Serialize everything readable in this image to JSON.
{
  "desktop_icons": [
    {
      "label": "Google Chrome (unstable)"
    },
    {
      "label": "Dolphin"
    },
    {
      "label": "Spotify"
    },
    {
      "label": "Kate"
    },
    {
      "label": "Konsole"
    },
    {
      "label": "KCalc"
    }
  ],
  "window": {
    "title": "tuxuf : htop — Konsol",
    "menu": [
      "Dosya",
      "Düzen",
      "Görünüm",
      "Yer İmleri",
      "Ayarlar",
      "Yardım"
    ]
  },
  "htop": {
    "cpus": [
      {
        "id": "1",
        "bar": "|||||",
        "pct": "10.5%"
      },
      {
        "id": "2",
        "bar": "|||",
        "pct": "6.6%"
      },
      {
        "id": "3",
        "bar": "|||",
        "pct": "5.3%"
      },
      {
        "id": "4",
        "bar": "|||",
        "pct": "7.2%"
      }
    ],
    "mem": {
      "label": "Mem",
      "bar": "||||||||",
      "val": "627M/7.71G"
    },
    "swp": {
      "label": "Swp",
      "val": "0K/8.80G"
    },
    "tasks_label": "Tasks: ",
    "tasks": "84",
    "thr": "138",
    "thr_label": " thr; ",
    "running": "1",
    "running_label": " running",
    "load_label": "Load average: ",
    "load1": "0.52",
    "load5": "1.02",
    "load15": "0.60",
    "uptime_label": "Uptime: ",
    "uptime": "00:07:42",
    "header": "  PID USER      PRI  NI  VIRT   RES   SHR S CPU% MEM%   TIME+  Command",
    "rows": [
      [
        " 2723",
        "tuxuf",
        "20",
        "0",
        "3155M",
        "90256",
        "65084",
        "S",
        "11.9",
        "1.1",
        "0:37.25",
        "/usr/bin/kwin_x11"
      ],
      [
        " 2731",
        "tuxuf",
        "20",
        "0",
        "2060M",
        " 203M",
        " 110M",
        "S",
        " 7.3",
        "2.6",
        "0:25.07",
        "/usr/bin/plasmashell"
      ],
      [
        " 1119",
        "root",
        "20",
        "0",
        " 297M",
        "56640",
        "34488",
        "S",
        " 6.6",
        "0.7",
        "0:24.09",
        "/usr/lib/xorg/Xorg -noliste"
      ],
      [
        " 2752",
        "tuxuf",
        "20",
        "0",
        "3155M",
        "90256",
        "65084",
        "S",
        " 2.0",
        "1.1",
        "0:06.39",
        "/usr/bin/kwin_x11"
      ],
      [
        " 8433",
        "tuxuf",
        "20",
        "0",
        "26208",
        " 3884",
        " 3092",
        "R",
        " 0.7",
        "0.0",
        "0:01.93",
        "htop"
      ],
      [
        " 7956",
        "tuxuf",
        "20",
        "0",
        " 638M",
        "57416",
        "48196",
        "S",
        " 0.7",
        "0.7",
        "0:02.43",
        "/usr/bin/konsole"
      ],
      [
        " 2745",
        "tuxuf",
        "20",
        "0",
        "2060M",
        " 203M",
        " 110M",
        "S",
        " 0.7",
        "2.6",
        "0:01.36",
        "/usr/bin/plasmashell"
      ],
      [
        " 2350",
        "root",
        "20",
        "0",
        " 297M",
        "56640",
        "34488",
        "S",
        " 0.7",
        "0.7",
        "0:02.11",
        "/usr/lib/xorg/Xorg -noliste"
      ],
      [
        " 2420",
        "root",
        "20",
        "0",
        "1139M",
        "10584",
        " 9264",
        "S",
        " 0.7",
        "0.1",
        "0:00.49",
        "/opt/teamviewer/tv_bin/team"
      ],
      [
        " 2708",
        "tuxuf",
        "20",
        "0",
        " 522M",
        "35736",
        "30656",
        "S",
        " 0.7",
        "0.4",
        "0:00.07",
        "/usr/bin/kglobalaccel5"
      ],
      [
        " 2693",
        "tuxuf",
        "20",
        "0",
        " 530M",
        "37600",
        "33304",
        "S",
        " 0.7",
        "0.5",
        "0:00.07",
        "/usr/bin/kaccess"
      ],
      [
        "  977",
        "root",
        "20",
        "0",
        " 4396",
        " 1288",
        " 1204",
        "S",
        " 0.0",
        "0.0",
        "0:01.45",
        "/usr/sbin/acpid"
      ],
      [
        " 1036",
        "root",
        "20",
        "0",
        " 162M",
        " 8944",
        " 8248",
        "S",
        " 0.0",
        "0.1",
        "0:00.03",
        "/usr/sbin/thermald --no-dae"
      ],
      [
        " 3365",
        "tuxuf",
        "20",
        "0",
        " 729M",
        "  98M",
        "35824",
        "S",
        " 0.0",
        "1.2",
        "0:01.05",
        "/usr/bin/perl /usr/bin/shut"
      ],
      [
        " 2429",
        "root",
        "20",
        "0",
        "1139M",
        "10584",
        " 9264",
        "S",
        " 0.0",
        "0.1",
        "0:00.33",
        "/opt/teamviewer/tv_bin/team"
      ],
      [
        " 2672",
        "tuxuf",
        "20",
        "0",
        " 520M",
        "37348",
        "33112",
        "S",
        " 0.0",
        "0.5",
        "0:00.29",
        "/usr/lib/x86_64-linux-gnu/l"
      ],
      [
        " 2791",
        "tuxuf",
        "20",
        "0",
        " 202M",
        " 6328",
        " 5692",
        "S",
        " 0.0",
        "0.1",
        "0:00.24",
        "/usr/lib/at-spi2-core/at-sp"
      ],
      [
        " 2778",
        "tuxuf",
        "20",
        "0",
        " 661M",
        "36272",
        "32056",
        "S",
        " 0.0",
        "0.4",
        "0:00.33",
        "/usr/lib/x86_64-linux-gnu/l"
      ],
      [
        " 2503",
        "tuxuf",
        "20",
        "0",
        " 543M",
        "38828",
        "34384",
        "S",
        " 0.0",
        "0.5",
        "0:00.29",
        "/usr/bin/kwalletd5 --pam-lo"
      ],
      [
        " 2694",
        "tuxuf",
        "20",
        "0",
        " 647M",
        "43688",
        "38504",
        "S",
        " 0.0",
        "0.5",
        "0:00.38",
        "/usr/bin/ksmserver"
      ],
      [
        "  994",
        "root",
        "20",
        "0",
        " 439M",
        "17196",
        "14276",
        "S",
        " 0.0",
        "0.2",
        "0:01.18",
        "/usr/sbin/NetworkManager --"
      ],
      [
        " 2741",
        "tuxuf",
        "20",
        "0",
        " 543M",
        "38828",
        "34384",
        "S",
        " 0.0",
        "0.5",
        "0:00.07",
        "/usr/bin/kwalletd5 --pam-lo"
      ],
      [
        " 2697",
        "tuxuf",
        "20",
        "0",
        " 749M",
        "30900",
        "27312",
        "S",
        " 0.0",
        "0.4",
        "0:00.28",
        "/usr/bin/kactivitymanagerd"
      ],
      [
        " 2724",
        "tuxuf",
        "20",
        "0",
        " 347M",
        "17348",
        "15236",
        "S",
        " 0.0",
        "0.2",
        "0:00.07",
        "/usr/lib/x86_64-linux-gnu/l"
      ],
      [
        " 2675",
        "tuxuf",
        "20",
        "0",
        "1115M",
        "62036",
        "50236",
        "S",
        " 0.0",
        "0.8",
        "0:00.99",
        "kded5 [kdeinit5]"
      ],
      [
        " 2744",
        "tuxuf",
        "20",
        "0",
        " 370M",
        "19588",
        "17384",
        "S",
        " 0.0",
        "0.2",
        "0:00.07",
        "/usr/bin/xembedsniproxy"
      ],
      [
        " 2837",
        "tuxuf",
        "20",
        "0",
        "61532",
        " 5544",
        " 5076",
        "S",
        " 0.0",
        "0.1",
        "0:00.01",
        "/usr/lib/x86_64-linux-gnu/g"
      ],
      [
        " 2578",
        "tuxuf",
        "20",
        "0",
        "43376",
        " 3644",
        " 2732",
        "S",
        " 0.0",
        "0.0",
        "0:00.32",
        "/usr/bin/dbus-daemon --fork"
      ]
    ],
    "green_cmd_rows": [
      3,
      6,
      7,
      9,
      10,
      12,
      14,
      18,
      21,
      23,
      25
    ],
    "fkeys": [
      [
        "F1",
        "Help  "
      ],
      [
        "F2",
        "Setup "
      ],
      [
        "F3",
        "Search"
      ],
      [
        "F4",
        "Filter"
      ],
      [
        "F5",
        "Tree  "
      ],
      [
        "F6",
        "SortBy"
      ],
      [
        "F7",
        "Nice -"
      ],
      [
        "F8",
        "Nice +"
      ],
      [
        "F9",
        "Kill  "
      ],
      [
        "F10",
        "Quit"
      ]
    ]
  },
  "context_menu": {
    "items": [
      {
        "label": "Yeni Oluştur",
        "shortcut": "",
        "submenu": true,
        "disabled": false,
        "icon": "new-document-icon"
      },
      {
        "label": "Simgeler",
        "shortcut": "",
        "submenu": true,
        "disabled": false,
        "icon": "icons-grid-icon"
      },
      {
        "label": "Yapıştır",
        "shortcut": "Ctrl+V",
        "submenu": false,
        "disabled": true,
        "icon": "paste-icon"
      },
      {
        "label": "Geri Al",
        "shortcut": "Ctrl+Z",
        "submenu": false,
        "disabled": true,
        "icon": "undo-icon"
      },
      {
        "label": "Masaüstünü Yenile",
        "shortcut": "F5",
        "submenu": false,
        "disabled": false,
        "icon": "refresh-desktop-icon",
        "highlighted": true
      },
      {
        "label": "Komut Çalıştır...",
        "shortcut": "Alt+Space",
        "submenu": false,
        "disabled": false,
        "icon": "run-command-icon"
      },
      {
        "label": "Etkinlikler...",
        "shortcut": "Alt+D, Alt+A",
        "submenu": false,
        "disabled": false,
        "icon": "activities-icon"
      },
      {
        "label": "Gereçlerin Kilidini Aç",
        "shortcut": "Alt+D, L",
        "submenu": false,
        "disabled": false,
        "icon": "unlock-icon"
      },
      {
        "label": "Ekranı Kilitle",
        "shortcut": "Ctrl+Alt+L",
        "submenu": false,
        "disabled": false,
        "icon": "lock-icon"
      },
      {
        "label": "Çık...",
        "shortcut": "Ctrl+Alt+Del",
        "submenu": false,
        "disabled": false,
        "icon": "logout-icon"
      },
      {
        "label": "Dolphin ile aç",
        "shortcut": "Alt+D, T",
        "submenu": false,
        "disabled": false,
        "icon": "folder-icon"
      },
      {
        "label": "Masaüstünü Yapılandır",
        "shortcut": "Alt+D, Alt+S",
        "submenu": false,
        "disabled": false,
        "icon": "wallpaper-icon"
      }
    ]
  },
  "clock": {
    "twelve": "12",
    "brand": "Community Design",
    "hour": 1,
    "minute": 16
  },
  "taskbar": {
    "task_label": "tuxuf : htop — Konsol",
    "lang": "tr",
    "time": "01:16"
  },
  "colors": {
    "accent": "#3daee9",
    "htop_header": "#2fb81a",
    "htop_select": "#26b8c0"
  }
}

+---+

Read through the entries and copy each line in which "shortcut" appears.

== EXERCISE RESPONSE ==
        "shortcut": "",
        "shortcut": "",
        "shortcut": "Ctrl+V",
        "shortcut": "Ctrl+Z",
        "shortcut": "F5",
        "shortcut": "Alt+Space",
        "shortcut": "Alt+D, Alt+A",
        "shortcut": "Alt+D, L",
        "shortcut": "Ctrl+Alt+L",
        "shortcut": "Ctrl+Alt+Del",
        "shortcut": "Alt+D, T",
        "shortcut": "Alt+D, Alt+S",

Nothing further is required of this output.